▶ [Work required] Print out each record below, unaltered and complete, without its images.

▶ [Data extract]
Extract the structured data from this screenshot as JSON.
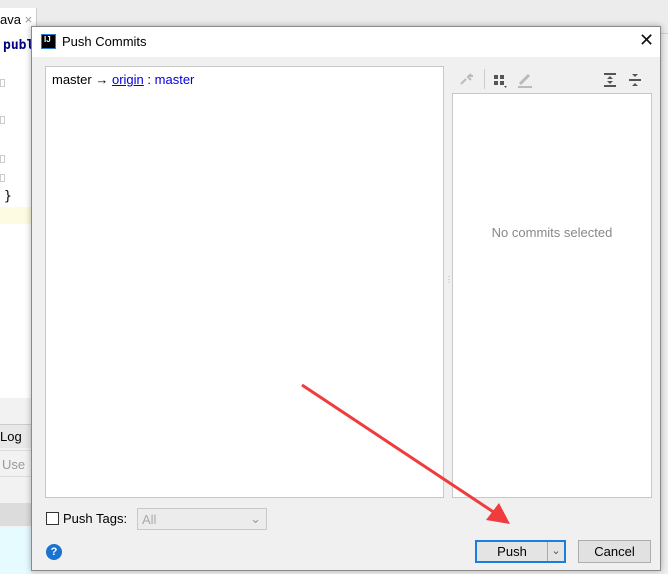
{
  "ide": {
    "tab_label": "ava",
    "tab_close": "×",
    "code_line1": "publ",
    "code_line2": "}",
    "log_tab": "Log",
    "use_text": "Use"
  },
  "dialog": {
    "logo_text": "IJ",
    "title": "Push Commits",
    "close": "✕",
    "branch": {
      "local": "master",
      "arrow": "→",
      "remote": "origin",
      "separator": ":",
      "remote_branch": "master"
    },
    "empty_state": "No commits selected",
    "toolbar_icons": [
      "cherry-pick-icon",
      "group-by-icon",
      "edit-icon",
      "expand-all-icon",
      "collapse-all-icon"
    ],
    "push_tags": {
      "label": "Push Tags:",
      "checked": false,
      "value": "All"
    },
    "help": "?",
    "push_label": "Push",
    "cancel_label": "Cancel"
  },
  "colors": {
    "accent": "#1a7de0",
    "annotation_arrow": "#f03c3c",
    "link": "#0000e0"
  }
}
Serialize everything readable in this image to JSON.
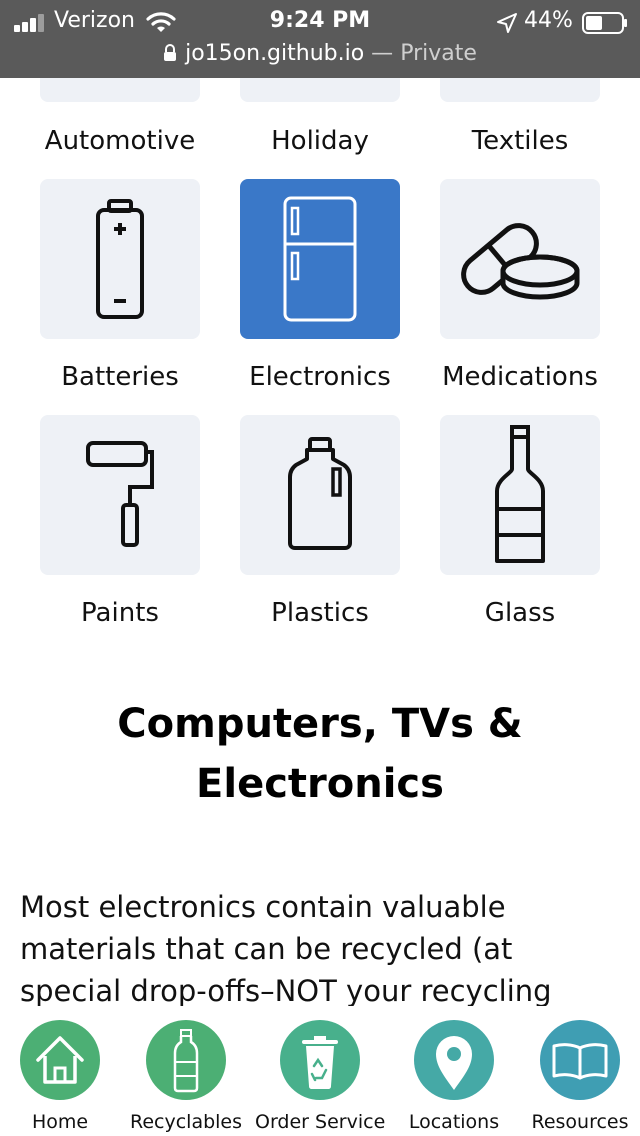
{
  "status_bar": {
    "carrier": "Verizon",
    "time": "9:24 PM",
    "battery_percent": "44%",
    "icons": [
      "signal-icon",
      "wifi-icon",
      "location-arrow-icon",
      "battery-icon"
    ]
  },
  "url_bar": {
    "lock_icon": "lock-icon",
    "domain": "jo15on.github.io",
    "separator": " — ",
    "mode": "Private"
  },
  "categories": {
    "top_row": [
      "Automotive",
      "Holiday",
      "Textiles"
    ],
    "items": [
      {
        "label": "Batteries",
        "icon": "battery-icon",
        "active": false
      },
      {
        "label": "Electronics",
        "icon": "refrigerator-icon",
        "active": true
      },
      {
        "label": "Medications",
        "icon": "pills-icon",
        "active": false
      },
      {
        "label": "Paints",
        "icon": "paint-roller-icon",
        "active": false
      },
      {
        "label": "Plastics",
        "icon": "plastic-jug-icon",
        "active": false
      },
      {
        "label": "Glass",
        "icon": "glass-bottle-icon",
        "active": false
      }
    ],
    "active_color": "#3a78c8",
    "tile_color": "#eef1f6"
  },
  "content": {
    "heading_line1": "Computers, TVs &",
    "heading_line2": "Electronics",
    "body_line1": "Most electronics contain valuable",
    "body_line2": "materials that can be recycled (at",
    "body_line3": "special drop-offs–NOT your recycling"
  },
  "bottom_nav": {
    "items": [
      {
        "label": "Home",
        "icon": "home-icon",
        "color": "#4caf74"
      },
      {
        "label": "Recyclables",
        "icon": "plastic-bottle-icon",
        "color": "#4caf74"
      },
      {
        "label": "Order Service",
        "icon": "recycle-bin-icon",
        "color": "#48b08c"
      },
      {
        "label": "Locations",
        "icon": "map-pin-icon",
        "color": "#45a9a6"
      },
      {
        "label": "Resources",
        "icon": "book-icon",
        "color": "#3f9eb3"
      }
    ]
  }
}
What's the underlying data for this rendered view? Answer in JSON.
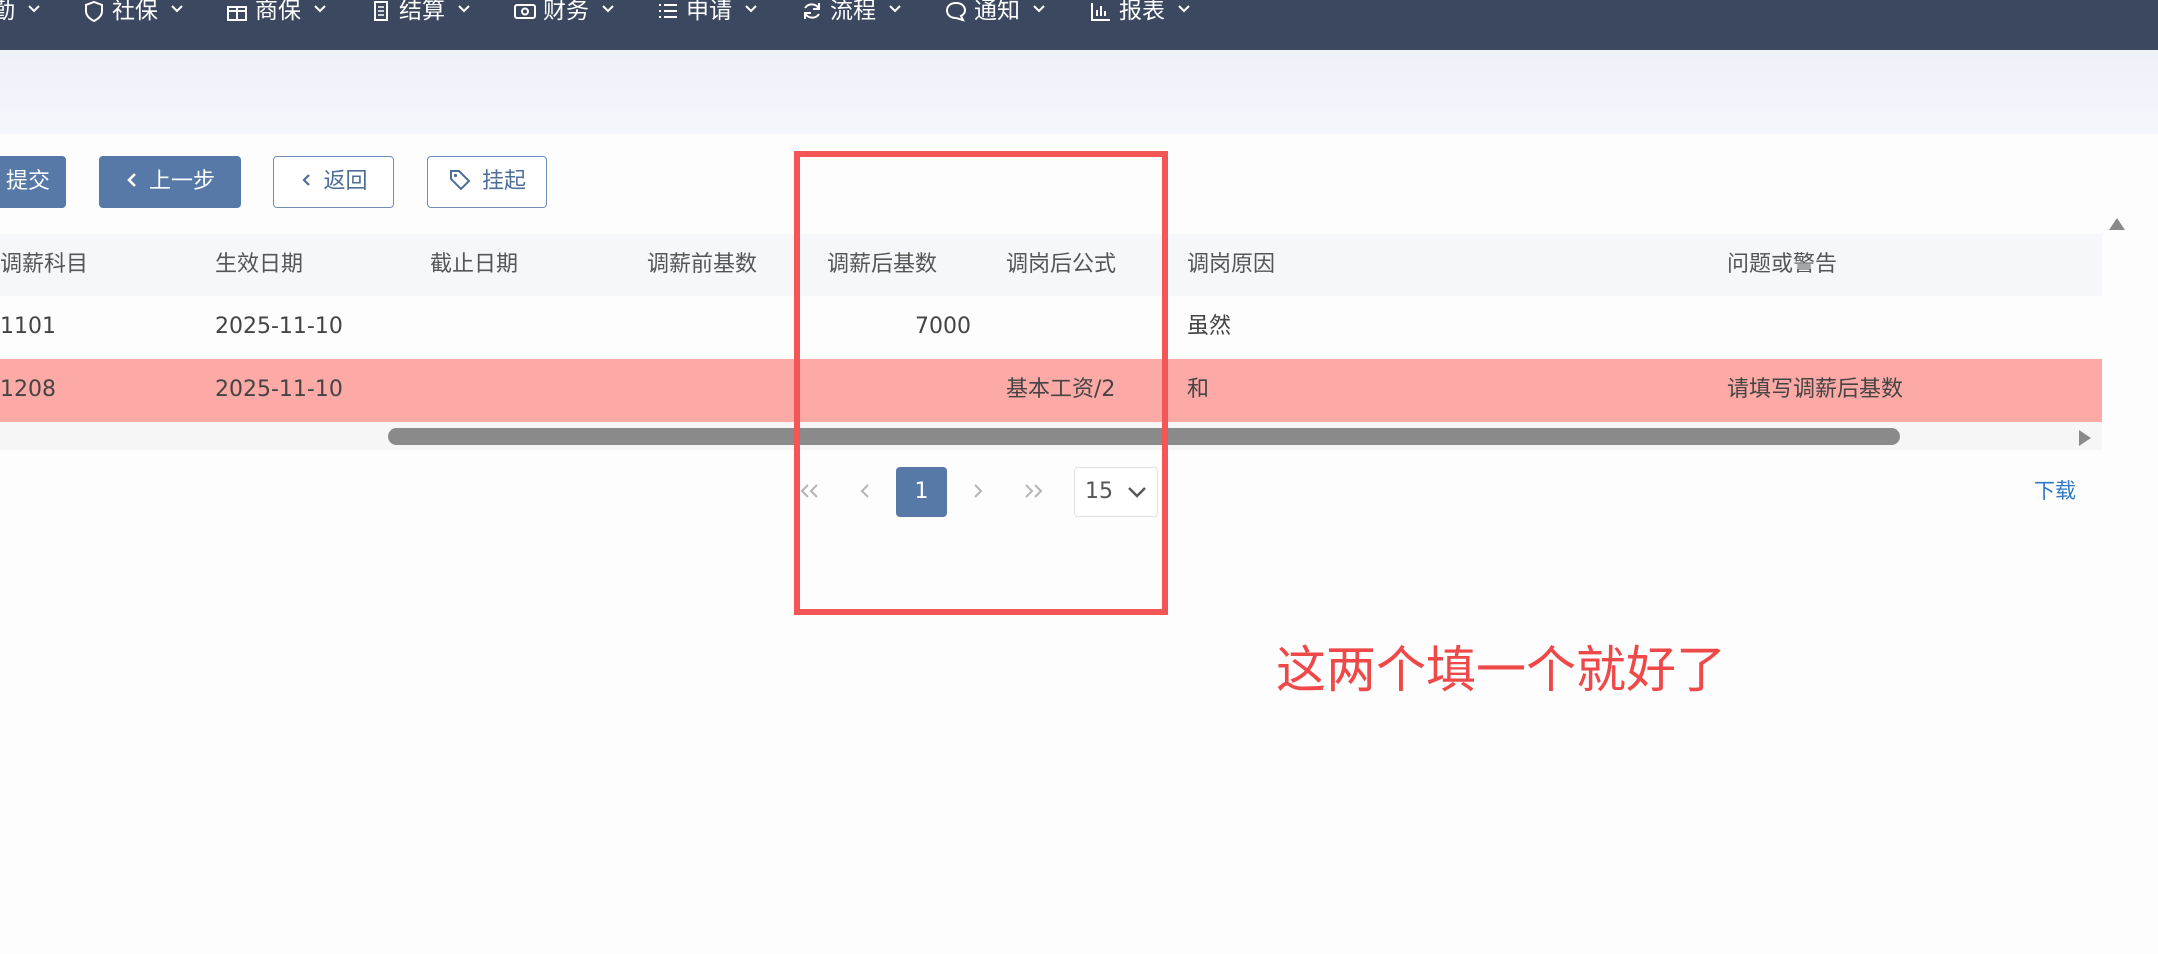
{
  "nav": {
    "items": [
      {
        "label": "勤",
        "icon": "partial-icon"
      },
      {
        "label": "社保",
        "icon": "shield-icon"
      },
      {
        "label": "商保",
        "icon": "gift-icon"
      },
      {
        "label": "结算",
        "icon": "document-icon"
      },
      {
        "label": "财务",
        "icon": "money-icon"
      },
      {
        "label": "申请",
        "icon": "list-icon"
      },
      {
        "label": "流程",
        "icon": "refresh-icon"
      },
      {
        "label": "通知",
        "icon": "chat-icon"
      },
      {
        "label": "报表",
        "icon": "bar-chart-icon"
      }
    ]
  },
  "toolbar": {
    "submit_label": "提交",
    "prev_label": "上一步",
    "back_label": "返回",
    "suspend_label": "挂起"
  },
  "table": {
    "columns": [
      "调薪科目",
      "生效日期",
      "截止日期",
      "调薪前基数",
      "调薪后基数",
      "调岗后公式",
      "调岗原因",
      "问题或警告"
    ],
    "rows": [
      {
        "subject": "1101",
        "effective_date": "2025-11-10",
        "end_date": "",
        "base_before": "",
        "base_after": "7000",
        "formula": "",
        "reason": "虽然",
        "warning": "",
        "status": "normal"
      },
      {
        "subject": "1208",
        "effective_date": "2025-11-10",
        "end_date": "",
        "base_before": "",
        "base_after": "",
        "formula": "基本工资/2",
        "reason": "和",
        "warning": "请填写调薪后基数",
        "status": "error"
      }
    ],
    "error_row_color": "#fdaaa6"
  },
  "pagination": {
    "current_page": "1",
    "page_size": "15",
    "download_label": "下载"
  },
  "annotation": {
    "text": "这两个填一个就好了",
    "color": "#ef4848"
  },
  "colors": {
    "nav_bg": "#3b4860",
    "primary": "#5679a8",
    "link": "#2f79c6"
  }
}
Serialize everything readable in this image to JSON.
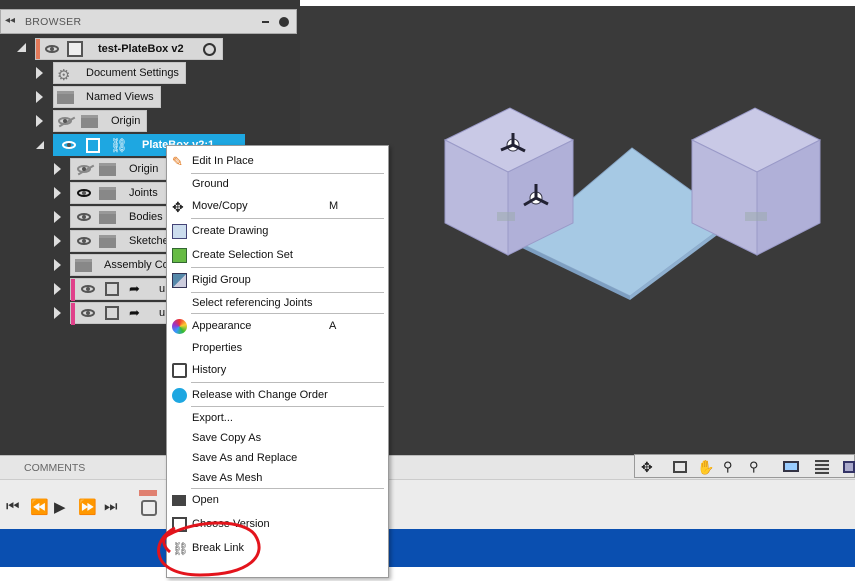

▶ [Answer to the exercise]
Extract the structured data from this screenshot as JSON.
{
  "ide": {
    "tab_label": "ava",
    "tab_close": "×",
    "code_line1": "publ",
    "code_line2": "}",
    "log_tab": "Log",
    "use_text": "Use"
  },
  "dialog": {
    "logo_text": "IJ",
    "title": "Push Commits",
    "close": "✕",
    "branch": {
      "local": "master",
      "arrow": "→",
      "remote": "origin",
      "separator": ":",
      "remote_branch": "master"
    },
    "empty_state": "No commits selected",
    "toolbar_icons": [
      "cherry-pick-icon",
      "group-by-icon",
      "edit-icon",
      "expand-all-icon",
      "collapse-all-icon"
    ],
    "push_tags": {
      "label": "Push Tags:",
      "checked": false,
      "value": "All"
    },
    "help": "?",
    "push_label": "Push",
    "cancel_label": "Cancel"
  },
  "colors": {
    "accent": "#1a7de0",
    "annotation_arrow": "#f03c3c",
    "link": "#0000e0"
  }
}
Serialize everything readable in this image to JSON.
{
  "status_bar": {
    "carrier": "Verizon",
    "time": "9:24 PM",
    "battery_percent": "44%",
    "icons": [
      "signal-icon",
      "wifi-icon",
      "location-arrow-icon",
      "battery-icon"
    ]
  },
  "url_bar": {
    "lock_icon": "lock-icon",
    "domain": "jo15on.github.io",
    "separator": " — ",
    "mode": "Private"
  },
  "categories": {
    "top_row": [
      "Automotive",
      "Holiday",
      "Textiles"
    ],
    "items": [
      {
        "label": "Batteries",
        "icon": "battery-icon",
        "active": false
      },
      {
        "label": "Electronics",
        "icon": "refrigerator-icon",
        "active": true
      },
      {
        "label": "Medications",
        "icon": "pills-icon",
        "active": false
      },
      {
        "label": "Paints",
        "icon": "paint-roller-icon",
        "active": false
      },
      {
        "label": "Plastics",
        "icon": "plastic-jug-icon",
        "active": false
      },
      {
        "label": "Glass",
        "icon": "glass-bottle-icon",
        "active": false
      }
    ],
    "active_color": "#3a78c8",
    "tile_color": "#eef1f6"
  },
  "content": {
    "heading_line1": "Computers, TVs &",
    "heading_line2": "Electronics",
    "body_line1": "Most electronics contain valuable",
    "body_line2": "materials that can be recycled (at",
    "body_line3": "special drop-offs–NOT your recycling"
  },
  "bottom_nav": {
    "items": [
      {
        "label": "Home",
        "icon": "home-icon",
        "color": "#4caf74"
      },
      {
        "label": "Recyclables",
        "icon": "plastic-bottle-icon",
        "color": "#4caf74"
      },
      {
        "label": "Order Service",
        "icon": "recycle-bin-icon",
        "color": "#48b08c"
      },
      {
        "label": "Locations",
        "icon": "map-pin-icon",
        "color": "#45a9a6"
      },
      {
        "label": "Resources",
        "icon": "book-icon",
        "color": "#3f9eb3"
      }
    ]
  }
}
What's the underlying data for this rendered view? Answer in JSON.
{
  "nav": {
    "items": [
      {
        "label": "勤",
        "icon": "partial-icon"
      },
      {
        "label": "社保",
        "icon": "shield-icon"
      },
      {
        "label": "商保",
        "icon": "gift-icon"
      },
      {
        "label": "结算",
        "icon": "document-icon"
      },
      {
        "label": "财务",
        "icon": "money-icon"
      },
      {
        "label": "申请",
        "icon": "list-icon"
      },
      {
        "label": "流程",
        "icon": "refresh-icon"
      },
      {
        "label": "通知",
        "icon": "chat-icon"
      },
      {
        "label": "报表",
        "icon": "bar-chart-icon"
      }
    ]
  },
  "toolbar": {
    "submit_label": "提交",
    "prev_label": "上一步",
    "back_label": "返回",
    "suspend_label": "挂起"
  },
  "table": {
    "columns": [
      "调薪科目",
      "生效日期",
      "截止日期",
      "调薪前基数",
      "调薪后基数",
      "调岗后公式",
      "调岗原因",
      "问题或警告"
    ],
    "rows": [
      {
        "subject": "1101",
        "effective_date": "2025-11-10",
        "end_date": "",
        "base_before": "",
        "base_after": "7000",
        "formula": "",
        "reason": "虽然",
        "warning": "",
        "status": "normal"
      },
      {
        "subject": "1208",
        "effective_date": "2025-11-10",
        "end_date": "",
        "base_before": "",
        "base_after": "",
        "formula": "基本工资/2",
        "reason": "和",
        "warning": "请填写调薪后基数",
        "status": "error"
      }
    ],
    "error_row_color": "#fdaaa6"
  },
  "pagination": {
    "current_page": "1",
    "page_size": "15",
    "download_label": "下载"
  },
  "annotation": {
    "text": "这两个填一个就好了",
    "color": "#ef4848"
  },
  "colors": {
    "nav_bg": "#3b4860",
    "primary": "#5679a8",
    "link": "#2f79c6"
  }
}
Serialize everything readable in this image to JSON.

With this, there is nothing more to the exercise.